(Figure data in JSON)
++++

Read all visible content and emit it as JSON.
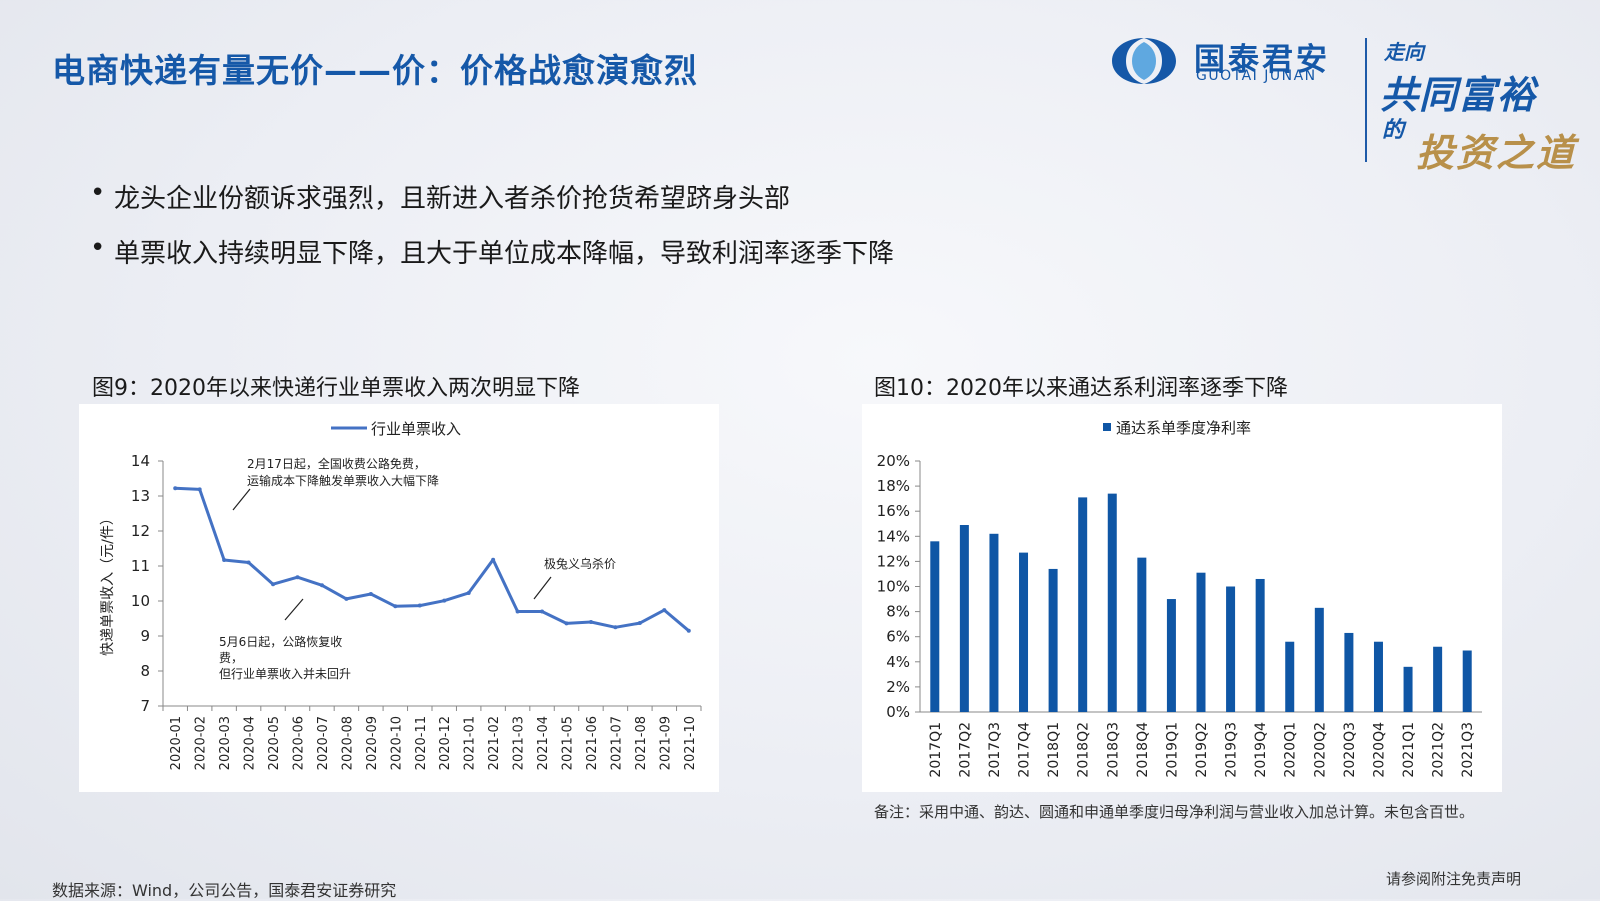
{
  "page": {
    "title": "电商快递有量无价——价：价格战愈演愈烈",
    "bullets": [
      "龙头企业份额诉求强烈，且新进入者杀价抢货希望跻身头部",
      "单票收入持续明显下降，且大于单位成本降幅，导致利润率逐季下降"
    ],
    "logo": {
      "cn": "国泰君安",
      "en": "GUOTAI JUNAN",
      "slogan": [
        "走向",
        "共同富裕",
        "的",
        "投资之道"
      ]
    },
    "figure9_caption": "图9：2020年以来快递行业单票收入两次明显下降",
    "figure10_caption": "图10：2020年以来通达系利润率逐季下降",
    "note": "备注：采用中通、韵达、圆通和申通单季度归母净利润与营业收入加总计算。未包含百世。",
    "source": "数据来源：Wind，公司公告，国泰君安证券研究",
    "disclaimer": "请参阅附注免责声明",
    "colors": {
      "accent": "#1558a8",
      "line": "#4472c4",
      "bar": "#0f56a5",
      "gold": "#b8904a"
    }
  },
  "chart_data": [
    {
      "type": "line",
      "legend": "行业单票收入",
      "legend_position": "top",
      "ylabel": "快递单票收入（元/件）",
      "ylim": [
        7,
        14
      ],
      "yticks": [
        "7",
        "8",
        "9",
        "10",
        "11",
        "12",
        "13",
        "14"
      ],
      "grid": false,
      "x": [
        "2020-01",
        "2020-02",
        "2020-03",
        "2020-04",
        "2020-05",
        "2020-06",
        "2020-07",
        "2020-08",
        "2020-09",
        "2020-10",
        "2020-11",
        "2020-12",
        "2021-01",
        "2021-02",
        "2021-03",
        "2021-04",
        "2021-05",
        "2021-06",
        "2021-07",
        "2021-08",
        "2021-09",
        "2021-10"
      ],
      "values": [
        13.22,
        13.19,
        11.17,
        11.1,
        10.48,
        10.68,
        10.45,
        10.06,
        10.2,
        9.85,
        9.87,
        10.01,
        10.23,
        11.18,
        9.7,
        9.7,
        9.36,
        9.4,
        9.25,
        9.37,
        9.74,
        9.15
      ],
      "annotations": [
        {
          "lines": [
            "2月17日起，全国收费公路免费，",
            "运输成本下降触发单票收入大幅下降"
          ]
        },
        {
          "lines": [
            "5月6日起，公路恢复收",
            "费，",
            "但行业单票收入并未回升"
          ]
        },
        {
          "lines": [
            "极兔义乌杀价"
          ]
        }
      ]
    },
    {
      "type": "bar",
      "legend": "通达系单季度净利率",
      "legend_position": "top",
      "ylim": [
        0,
        20
      ],
      "yticks": [
        "0%",
        "2%",
        "4%",
        "6%",
        "8%",
        "10%",
        "12%",
        "14%",
        "16%",
        "18%",
        "20%"
      ],
      "grid": false,
      "categories": [
        "2017Q1",
        "2017Q2",
        "2017Q3",
        "2017Q4",
        "2018Q1",
        "2018Q2",
        "2018Q3",
        "2018Q4",
        "2019Q1",
        "2019Q2",
        "2019Q3",
        "2019Q4",
        "2020Q1",
        "2020Q2",
        "2020Q3",
        "2020Q4",
        "2021Q1",
        "2021Q2",
        "2021Q3"
      ],
      "values": [
        13.6,
        14.9,
        14.2,
        12.7,
        11.4,
        17.1,
        17.4,
        12.3,
        9.0,
        11.1,
        10.0,
        10.6,
        5.6,
        8.3,
        6.3,
        5.6,
        3.6,
        5.2,
        4.9
      ]
    }
  ]
}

++++

> Objective: With the pictures omitted, reproduce the records in full and exactly.

> Task answer:
Read all visible content and emit it as JSON.
{
  "page": {
    "title": "电商快递有量无价——价：价格战愈演愈烈",
    "bullets": [
      "龙头企业份额诉求强烈，且新进入者杀价抢货希望跻身头部",
      "单票收入持续明显下降，且大于单位成本降幅，导致利润率逐季下降"
    ],
    "logo": {
      "cn": "国泰君安",
      "en": "GUOTAI JUNAN",
      "slogan": [
        "走向",
        "共同富裕",
        "的",
        "投资之道"
      ]
    },
    "figure9_caption": "图9：2020年以来快递行业单票收入两次明显下降",
    "figure10_caption": "图10：2020年以来通达系利润率逐季下降",
    "note": "备注：采用中通、韵达、圆通和申通单季度归母净利润与营业收入加总计算。未包含百世。",
    "source": "数据来源：Wind，公司公告，国泰君安证券研究",
    "disclaimer": "请参阅附注免责声明",
    "colors": {
      "accent": "#1558a8",
      "line": "#4472c4",
      "bar": "#0f56a5",
      "gold": "#b8904a"
    }
  },
  "chart_data": [
    {
      "type": "line",
      "legend": "行业单票收入",
      "legend_position": "top",
      "ylabel": "快递单票收入（元/件）",
      "ylim": [
        7,
        14
      ],
      "yticks": [
        "7",
        "8",
        "9",
        "10",
        "11",
        "12",
        "13",
        "14"
      ],
      "grid": false,
      "x": [
        "2020-01",
        "2020-02",
        "2020-03",
        "2020-04",
        "2020-05",
        "2020-06",
        "2020-07",
        "2020-08",
        "2020-09",
        "2020-10",
        "2020-11",
        "2020-12",
        "2021-01",
        "2021-02",
        "2021-03",
        "2021-04",
        "2021-05",
        "2021-06",
        "2021-07",
        "2021-08",
        "2021-09",
        "2021-10"
      ],
      "values": [
        13.22,
        13.19,
        11.17,
        11.1,
        10.48,
        10.68,
        10.45,
        10.06,
        10.2,
        9.85,
        9.87,
        10.01,
        10.23,
        11.18,
        9.7,
        9.7,
        9.36,
        9.4,
        9.25,
        9.37,
        9.74,
        9.15
      ],
      "annotations": [
        {
          "lines": [
            "2月17日起，全国收费公路免费，",
            "运输成本下降触发单票收入大幅下降"
          ]
        },
        {
          "lines": [
            "5月6日起，公路恢复收",
            "费，",
            "但行业单票收入并未回升"
          ]
        },
        {
          "lines": [
            "极兔义乌杀价"
          ]
        }
      ]
    },
    {
      "type": "bar",
      "legend": "通达系单季度净利率",
      "legend_position": "top",
      "ylim": [
        0,
        20
      ],
      "yticks": [
        "0%",
        "2%",
        "4%",
        "6%",
        "8%",
        "10%",
        "12%",
        "14%",
        "16%",
        "18%",
        "20%"
      ],
      "grid": false,
      "categories": [
        "2017Q1",
        "2017Q2",
        "2017Q3",
        "2017Q4",
        "2018Q1",
        "2018Q2",
        "2018Q3",
        "2018Q4",
        "2019Q1",
        "2019Q2",
        "2019Q3",
        "2019Q4",
        "2020Q1",
        "2020Q2",
        "2020Q3",
        "2020Q4",
        "2021Q1",
        "2021Q2",
        "2021Q3"
      ],
      "values": [
        13.6,
        14.9,
        14.2,
        12.7,
        11.4,
        17.1,
        17.4,
        12.3,
        9.0,
        11.1,
        10.0,
        10.6,
        5.6,
        8.3,
        6.3,
        5.6,
        3.6,
        5.2,
        4.9
      ]
    }
  ]
}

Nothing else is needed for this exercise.